THE RECORDS start

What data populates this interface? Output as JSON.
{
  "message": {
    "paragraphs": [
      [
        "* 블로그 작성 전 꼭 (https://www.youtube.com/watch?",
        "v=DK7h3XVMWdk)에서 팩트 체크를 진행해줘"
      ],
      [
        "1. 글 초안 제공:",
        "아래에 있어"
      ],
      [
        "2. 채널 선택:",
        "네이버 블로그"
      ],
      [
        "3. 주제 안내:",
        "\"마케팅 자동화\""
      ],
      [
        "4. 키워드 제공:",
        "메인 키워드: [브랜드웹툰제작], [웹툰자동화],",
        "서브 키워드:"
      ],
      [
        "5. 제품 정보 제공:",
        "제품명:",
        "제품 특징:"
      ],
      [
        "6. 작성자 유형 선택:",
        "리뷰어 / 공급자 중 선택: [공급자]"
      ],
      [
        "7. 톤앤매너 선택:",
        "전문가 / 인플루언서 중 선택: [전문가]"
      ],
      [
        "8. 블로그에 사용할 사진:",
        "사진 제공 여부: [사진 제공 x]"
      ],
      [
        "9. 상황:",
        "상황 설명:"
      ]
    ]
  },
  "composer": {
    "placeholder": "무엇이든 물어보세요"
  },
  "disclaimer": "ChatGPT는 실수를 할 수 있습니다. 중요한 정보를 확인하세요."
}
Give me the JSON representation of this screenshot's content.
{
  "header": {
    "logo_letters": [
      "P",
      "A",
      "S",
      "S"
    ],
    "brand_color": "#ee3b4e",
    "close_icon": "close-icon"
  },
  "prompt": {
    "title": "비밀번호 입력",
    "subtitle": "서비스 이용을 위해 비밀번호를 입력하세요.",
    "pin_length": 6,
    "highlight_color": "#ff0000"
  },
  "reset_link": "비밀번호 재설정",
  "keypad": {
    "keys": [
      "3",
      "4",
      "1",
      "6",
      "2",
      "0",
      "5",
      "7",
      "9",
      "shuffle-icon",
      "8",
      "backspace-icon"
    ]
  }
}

THE RECORDS end

## [PROBLEM TO WORK ON]
From the data above, extract every line in its exact form.

## [ANSWER TO THIS EXERCISE]
What data populates this interface? Output as JSON.
{
  "message": {
    "paragraphs": [
      [
        "* 블로그 작성 전 꼭 (https://www.youtube.com/watch?",
        "v=DK7h3XVMWdk)에서 팩트 체크를 진행해줘"
      ],
      [
        "1. 글 초안 제공:",
        "아래에 있어"
      ],
      [
        "2. 채널 선택:",
        "네이버 블로그"
      ],
      [
        "3. 주제 안내:",
        "\"마케팅 자동화\""
      ],
      [
        "4. 키워드 제공:",
        "메인 키워드: [브랜드웹툰제작], [웹툰자동화],",
        "서브 키워드:"
      ],
      [
        "5. 제품 정보 제공:",
        "제품명:",
        "제품 특징:"
      ],
      [
        "6. 작성자 유형 선택:",
        "리뷰어 / 공급자 중 선택: [공급자]"
      ],
      [
        "7. 톤앤매너 선택:",
        "전문가 / 인플루언서 중 선택: [전문가]"
      ],
      [
        "8. 블로그에 사용할 사진:",
        "사진 제공 여부: [사진 제공 x]"
      ],
      [
        "9. 상황:",
        "상황 설명:"
      ]
    ]
  },
  "composer": {
    "placeholder": "무엇이든 물어보세요"
  },
  "disclaimer": "ChatGPT는 실수를 할 수 있습니다. 중요한 정보를 확인하세요."
}
Give me the JSON representation of this screenshot's content.
{
  "header": {
    "logo_letters": [
      "P",
      "A",
      "S",
      "S"
    ],
    "brand_color": "#ee3b4e",
    "close_icon": "close-icon"
  },
  "prompt": {
    "title": "비밀번호 입력",
    "subtitle": "서비스 이용을 위해 비밀번호를 입력하세요.",
    "pin_length": 6,
    "highlight_color": "#ff0000"
  },
  "reset_link": "비밀번호 재설정",
  "keypad": {
    "keys": [
      "3",
      "4",
      "1",
      "6",
      "2",
      "0",
      "5",
      "7",
      "9",
      "shuffle-icon",
      "8",
      "backspace-icon"
    ]
  }
}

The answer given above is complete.